REQUIRED WORK |
Every entry below must be repeated exactly; skip the pictures.
* Begin *
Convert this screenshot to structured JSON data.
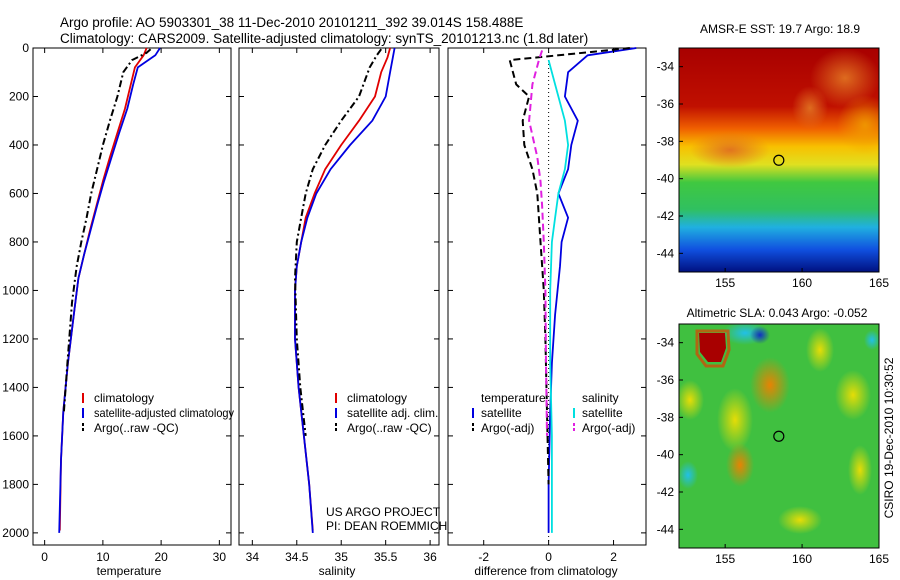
{
  "header": {
    "line1": "Argo profile: AO 5903301_38 11-Dec-2010 20101211_392 39.014S 158.488E",
    "line2": "Climatology: CARS2009. Satellite-adjusted climatology: synTS_20101213.nc (1.8d later)"
  },
  "side_label": "CSIRO 19-Dec-2010 10:30:52",
  "colors": {
    "red": "#e00000",
    "blue": "#0000e0",
    "black": "#000000",
    "cyan": "#00e0e0",
    "magenta": "#e020e0"
  },
  "chart_data": [
    {
      "type": "line",
      "xlabel": "temperature",
      "xticks": [
        "0",
        "10",
        "20",
        "30"
      ],
      "xlim": [
        -2,
        32
      ],
      "yticks": [
        "0",
        "200",
        "400",
        "600",
        "800",
        "1000",
        "1200",
        "1400",
        "1600",
        "1800",
        "2000"
      ],
      "ylim": [
        2050,
        0
      ],
      "legend": [
        "climatology",
        "satellite-adjusted climatology",
        "Argo(..raw -QC)"
      ],
      "series": [
        {
          "name": "climatology",
          "color": "red",
          "dash": "solid",
          "x": [
            17.5,
            17.0,
            15.5,
            14.8,
            13.8,
            12.5,
            11.2,
            10.0,
            8.9,
            7.8,
            6.8,
            5.8,
            5.0,
            4.0,
            3.2,
            2.8,
            2.6
          ],
          "y": [
            0,
            30,
            80,
            150,
            250,
            350,
            450,
            550,
            650,
            750,
            850,
            950,
            1100,
            1300,
            1500,
            1700,
            1990
          ]
        },
        {
          "name": "satellite-adjusted climatology",
          "color": "blue",
          "dash": "solid",
          "x": [
            19.8,
            19.0,
            16.0,
            15.2,
            14.2,
            12.8,
            11.5,
            10.2,
            9.0,
            7.9,
            6.8,
            5.8,
            5.0,
            4.0,
            3.2,
            2.8,
            2.5
          ],
          "y": [
            0,
            30,
            80,
            150,
            250,
            350,
            450,
            550,
            650,
            750,
            850,
            950,
            1100,
            1300,
            1500,
            1700,
            2000
          ]
        },
        {
          "name": "Argo(..raw -QC)",
          "color": "black",
          "dash": "dashdot",
          "x": [
            18.2,
            17.5,
            15.0,
            13.5,
            12.5,
            11.2,
            10.0,
            9.0,
            8.0,
            7.2,
            6.3,
            5.5,
            4.7,
            3.9,
            3.3
          ],
          "y": [
            5,
            20,
            50,
            100,
            200,
            300,
            400,
            500,
            600,
            700,
            800,
            900,
            1050,
            1300,
            1500
          ]
        }
      ]
    },
    {
      "type": "line",
      "xlabel": "salinity",
      "xticks": [
        "34",
        "34.5",
        "35",
        "35.5",
        "36"
      ],
      "xlim": [
        33.85,
        36.1
      ],
      "yticks": [],
      "ylim": [
        2050,
        0
      ],
      "legend": [
        "climatology",
        "satellite adj. clim.",
        "Argo(..raw -QC)"
      ],
      "series": [
        {
          "name": "climatology",
          "color": "red",
          "dash": "solid",
          "x": [
            35.55,
            35.52,
            35.45,
            35.38,
            35.2,
            35.0,
            34.82,
            34.7,
            34.6,
            34.55,
            34.5,
            34.48,
            34.48,
            34.52,
            34.58,
            34.64,
            34.68
          ],
          "y": [
            0,
            40,
            100,
            200,
            300,
            400,
            500,
            600,
            700,
            800,
            900,
            1000,
            1200,
            1400,
            1600,
            1800,
            1990
          ]
        },
        {
          "name": "satellite adj. clim.",
          "color": "blue",
          "dash": "solid",
          "x": [
            35.6,
            35.58,
            35.55,
            35.5,
            35.35,
            35.1,
            34.88,
            34.72,
            34.62,
            34.55,
            34.5,
            34.48,
            34.48,
            34.52,
            34.58,
            34.64,
            34.68
          ],
          "y": [
            0,
            40,
            100,
            200,
            300,
            400,
            500,
            600,
            700,
            800,
            900,
            1000,
            1200,
            1400,
            1600,
            1800,
            2000
          ]
        },
        {
          "name": "Argo(..raw -QC)",
          "color": "black",
          "dash": "dashdot",
          "x": [
            35.45,
            35.4,
            35.32,
            35.2,
            35.0,
            34.82,
            34.68,
            34.6,
            34.55,
            34.5,
            34.48,
            34.5,
            34.54,
            34.6
          ],
          "y": [
            5,
            30,
            80,
            200,
            300,
            400,
            500,
            600,
            700,
            800,
            950,
            1200,
            1400,
            1600
          ]
        }
      ],
      "annotations": [
        "US ARGO PROJECT",
        "PI: DEAN ROEMMICH"
      ]
    },
    {
      "type": "line",
      "xlabel": "difference from climatology",
      "xticks": [
        "-2",
        "0",
        "2"
      ],
      "xlim": [
        -3.1,
        3.0
      ],
      "yticks": [],
      "ylim": [
        2050,
        0
      ],
      "legend_groups": [
        {
          "title": "temperature",
          "items": [
            "satellite",
            "Argo(-adj)"
          ]
        },
        {
          "title": "salinity",
          "items": [
            "satellite",
            "Argo(-adj)"
          ]
        }
      ],
      "series": [
        {
          "name": "temperature satellite",
          "color": "blue",
          "dash": "solid",
          "x": [
            2.7,
            1.2,
            0.6,
            0.5,
            0.9,
            0.7,
            0.6,
            0.3,
            0.6,
            0.4,
            0.35,
            0.2,
            0.1,
            0.05,
            0.0,
            0.0
          ],
          "y": [
            0,
            30,
            100,
            200,
            300,
            400,
            500,
            600,
            700,
            800,
            900,
            1100,
            1300,
            1500,
            1800,
            2000
          ]
        },
        {
          "name": "temperature Argo(-adj)",
          "color": "black",
          "dash": "dash",
          "x": [
            2.5,
            0.3,
            -1.2,
            -1.0,
            -0.6,
            -0.8,
            -0.75,
            -0.5,
            -0.35,
            -0.25,
            -0.15,
            -0.1,
            -0.05,
            0.0
          ],
          "y": [
            0,
            30,
            50,
            150,
            200,
            300,
            400,
            500,
            600,
            800,
            1000,
            1200,
            1500,
            1800
          ]
        },
        {
          "name": "salinity satellite",
          "color": "cyan",
          "dash": "solid",
          "x": [
            0.0,
            0.2,
            0.5,
            0.6,
            0.5,
            0.3,
            0.2,
            0.1,
            0.05,
            0.05,
            0.1,
            0.1
          ],
          "y": [
            50,
            150,
            300,
            400,
            500,
            600,
            700,
            800,
            1000,
            1300,
            1600,
            2000
          ]
        },
        {
          "name": "salinity Argo(-adj)",
          "color": "magenta",
          "dash": "dash",
          "x": [
            -0.2,
            -0.3,
            -0.5,
            -0.6,
            -0.35,
            -0.25,
            -0.2,
            -0.15,
            -0.1,
            -0.08,
            -0.05
          ],
          "y": [
            10,
            50,
            150,
            300,
            450,
            550,
            650,
            800,
            1000,
            1300,
            1600
          ]
        }
      ]
    },
    {
      "type": "heatmap",
      "title": "AMSR-E SST: 19.7  Argo: 18.9",
      "xticks": [
        "155",
        "160",
        "165"
      ],
      "yticks": [
        "-34",
        "-36",
        "-38",
        "-40",
        "-42",
        "-44"
      ],
      "xlim": [
        152,
        165
      ],
      "ylim": [
        -45,
        -33
      ],
      "marker": {
        "lon": 158.488,
        "lat": -39.014
      }
    },
    {
      "type": "heatmap",
      "title": "Altimetric SLA: 0.043  Argo: -0.052",
      "xticks": [
        "155",
        "160",
        "165"
      ],
      "yticks": [
        "-34",
        "-36",
        "-38",
        "-40",
        "-42",
        "-44"
      ],
      "xlim": [
        152,
        165
      ],
      "ylim": [
        -45,
        -33
      ],
      "marker": {
        "lon": 158.488,
        "lat": -39.014
      }
    }
  ]
}
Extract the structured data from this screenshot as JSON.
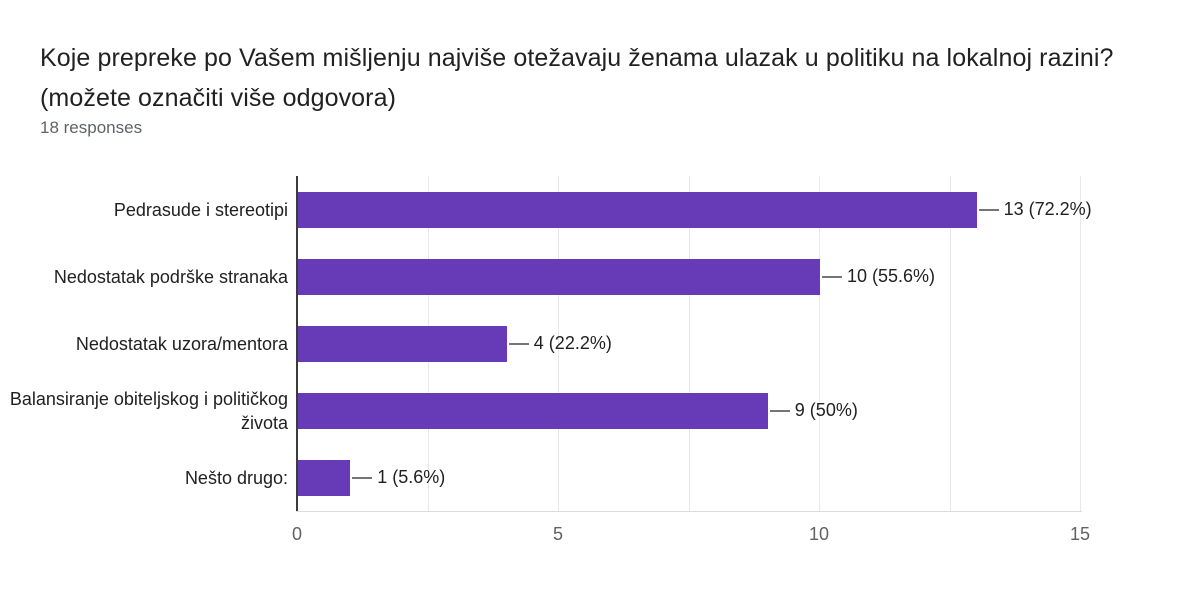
* End *
TASK RESULT |
Convert this screenshot to structured JSON data.
{
  "header": {
    "line1": "Argo profile: AO 5903301_38 11-Dec-2010 20101211_392 39.014S 158.488E",
    "line2": "Climatology: CARS2009. Satellite-adjusted climatology: synTS_20101213.nc (1.8d later)"
  },
  "side_label": "CSIRO 19-Dec-2010 10:30:52",
  "colors": {
    "red": "#e00000",
    "blue": "#0000e0",
    "black": "#000000",
    "cyan": "#00e0e0",
    "magenta": "#e020e0"
  },
  "chart_data": [
    {
      "type": "line",
      "xlabel": "temperature",
      "xticks": [
        "0",
        "10",
        "20",
        "30"
      ],
      "xlim": [
        -2,
        32
      ],
      "yticks": [
        "0",
        "200",
        "400",
        "600",
        "800",
        "1000",
        "1200",
        "1400",
        "1600",
        "1800",
        "2000"
      ],
      "ylim": [
        2050,
        0
      ],
      "legend": [
        "climatology",
        "satellite-adjusted climatology",
        "Argo(..raw -QC)"
      ],
      "series": [
        {
          "name": "climatology",
          "color": "red",
          "dash": "solid",
          "x": [
            17.5,
            17.0,
            15.5,
            14.8,
            13.8,
            12.5,
            11.2,
            10.0,
            8.9,
            7.8,
            6.8,
            5.8,
            5.0,
            4.0,
            3.2,
            2.8,
            2.6
          ],
          "y": [
            0,
            30,
            80,
            150,
            250,
            350,
            450,
            550,
            650,
            750,
            850,
            950,
            1100,
            1300,
            1500,
            1700,
            1990
          ]
        },
        {
          "name": "satellite-adjusted climatology",
          "color": "blue",
          "dash": "solid",
          "x": [
            19.8,
            19.0,
            16.0,
            15.2,
            14.2,
            12.8,
            11.5,
            10.2,
            9.0,
            7.9,
            6.8,
            5.8,
            5.0,
            4.0,
            3.2,
            2.8,
            2.5
          ],
          "y": [
            0,
            30,
            80,
            150,
            250,
            350,
            450,
            550,
            650,
            750,
            850,
            950,
            1100,
            1300,
            1500,
            1700,
            2000
          ]
        },
        {
          "name": "Argo(..raw -QC)",
          "color": "black",
          "dash": "dashdot",
          "x": [
            18.2,
            17.5,
            15.0,
            13.5,
            12.5,
            11.2,
            10.0,
            9.0,
            8.0,
            7.2,
            6.3,
            5.5,
            4.7,
            3.9,
            3.3
          ],
          "y": [
            5,
            20,
            50,
            100,
            200,
            300,
            400,
            500,
            600,
            700,
            800,
            900,
            1050,
            1300,
            1500
          ]
        }
      ]
    },
    {
      "type": "line",
      "xlabel": "salinity",
      "xticks": [
        "34",
        "34.5",
        "35",
        "35.5",
        "36"
      ],
      "xlim": [
        33.85,
        36.1
      ],
      "yticks": [],
      "ylim": [
        2050,
        0
      ],
      "legend": [
        "climatology",
        "satellite adj. clim.",
        "Argo(..raw -QC)"
      ],
      "series": [
        {
          "name": "climatology",
          "color": "red",
          "dash": "solid",
          "x": [
            35.55,
            35.52,
            35.45,
            35.38,
            35.2,
            35.0,
            34.82,
            34.7,
            34.6,
            34.55,
            34.5,
            34.48,
            34.48,
            34.52,
            34.58,
            34.64,
            34.68
          ],
          "y": [
            0,
            40,
            100,
            200,
            300,
            400,
            500,
            600,
            700,
            800,
            900,
            1000,
            1200,
            1400,
            1600,
            1800,
            1990
          ]
        },
        {
          "name": "satellite adj. clim.",
          "color": "blue",
          "dash": "solid",
          "x": [
            35.6,
            35.58,
            35.55,
            35.5,
            35.35,
            35.1,
            34.88,
            34.72,
            34.62,
            34.55,
            34.5,
            34.48,
            34.48,
            34.52,
            34.58,
            34.64,
            34.68
          ],
          "y": [
            0,
            40,
            100,
            200,
            300,
            400,
            500,
            600,
            700,
            800,
            900,
            1000,
            1200,
            1400,
            1600,
            1800,
            2000
          ]
        },
        {
          "name": "Argo(..raw -QC)",
          "color": "black",
          "dash": "dashdot",
          "x": [
            35.45,
            35.4,
            35.32,
            35.2,
            35.0,
            34.82,
            34.68,
            34.6,
            34.55,
            34.5,
            34.48,
            34.5,
            34.54,
            34.6
          ],
          "y": [
            5,
            30,
            80,
            200,
            300,
            400,
            500,
            600,
            700,
            800,
            950,
            1200,
            1400,
            1600
          ]
        }
      ],
      "annotations": [
        "US ARGO PROJECT",
        "PI: DEAN ROEMMICH"
      ]
    },
    {
      "type": "line",
      "xlabel": "difference from climatology",
      "xticks": [
        "-2",
        "0",
        "2"
      ],
      "xlim": [
        -3.1,
        3.0
      ],
      "yticks": [],
      "ylim": [
        2050,
        0
      ],
      "legend_groups": [
        {
          "title": "temperature",
          "items": [
            "satellite",
            "Argo(-adj)"
          ]
        },
        {
          "title": "salinity",
          "items": [
            "satellite",
            "Argo(-adj)"
          ]
        }
      ],
      "series": [
        {
          "name": "temperature satellite",
          "color": "blue",
          "dash": "solid",
          "x": [
            2.7,
            1.2,
            0.6,
            0.5,
            0.9,
            0.7,
            0.6,
            0.3,
            0.6,
            0.4,
            0.35,
            0.2,
            0.1,
            0.05,
            0.0,
            0.0
          ],
          "y": [
            0,
            30,
            100,
            200,
            300,
            400,
            500,
            600,
            700,
            800,
            900,
            1100,
            1300,
            1500,
            1800,
            2000
          ]
        },
        {
          "name": "temperature Argo(-adj)",
          "color": "black",
          "dash": "dash",
          "x": [
            2.5,
            0.3,
            -1.2,
            -1.0,
            -0.6,
            -0.8,
            -0.75,
            -0.5,
            -0.35,
            -0.25,
            -0.15,
            -0.1,
            -0.05,
            0.0
          ],
          "y": [
            0,
            30,
            50,
            150,
            200,
            300,
            400,
            500,
            600,
            800,
            1000,
            1200,
            1500,
            1800
          ]
        },
        {
          "name": "salinity satellite",
          "color": "cyan",
          "dash": "solid",
          "x": [
            0.0,
            0.2,
            0.5,
            0.6,
            0.5,
            0.3,
            0.2,
            0.1,
            0.05,
            0.05,
            0.1,
            0.1
          ],
          "y": [
            50,
            150,
            300,
            400,
            500,
            600,
            700,
            800,
            1000,
            1300,
            1600,
            2000
          ]
        },
        {
          "name": "salinity Argo(-adj)",
          "color": "magenta",
          "dash": "dash",
          "x": [
            -0.2,
            -0.3,
            -0.5,
            -0.6,
            -0.35,
            -0.25,
            -0.2,
            -0.15,
            -0.1,
            -0.08,
            -0.05
          ],
          "y": [
            10,
            50,
            150,
            300,
            450,
            550,
            650,
            800,
            1000,
            1300,
            1600
          ]
        }
      ]
    },
    {
      "type": "heatmap",
      "title": "AMSR-E SST: 19.7  Argo: 18.9",
      "xticks": [
        "155",
        "160",
        "165"
      ],
      "yticks": [
        "-34",
        "-36",
        "-38",
        "-40",
        "-42",
        "-44"
      ],
      "xlim": [
        152,
        165
      ],
      "ylim": [
        -45,
        -33
      ],
      "marker": {
        "lon": 158.488,
        "lat": -39.014
      }
    },
    {
      "type": "heatmap",
      "title": "Altimetric SLA: 0.043  Argo: -0.052",
      "xticks": [
        "155",
        "160",
        "165"
      ],
      "yticks": [
        "-34",
        "-36",
        "-38",
        "-40",
        "-42",
        "-44"
      ],
      "xlim": [
        152,
        165
      ],
      "ylim": [
        -45,
        -33
      ],
      "marker": {
        "lon": 158.488,
        "lat": -39.014
      }
    }
  ]
}
Extract the structured data from this screenshot as JSON.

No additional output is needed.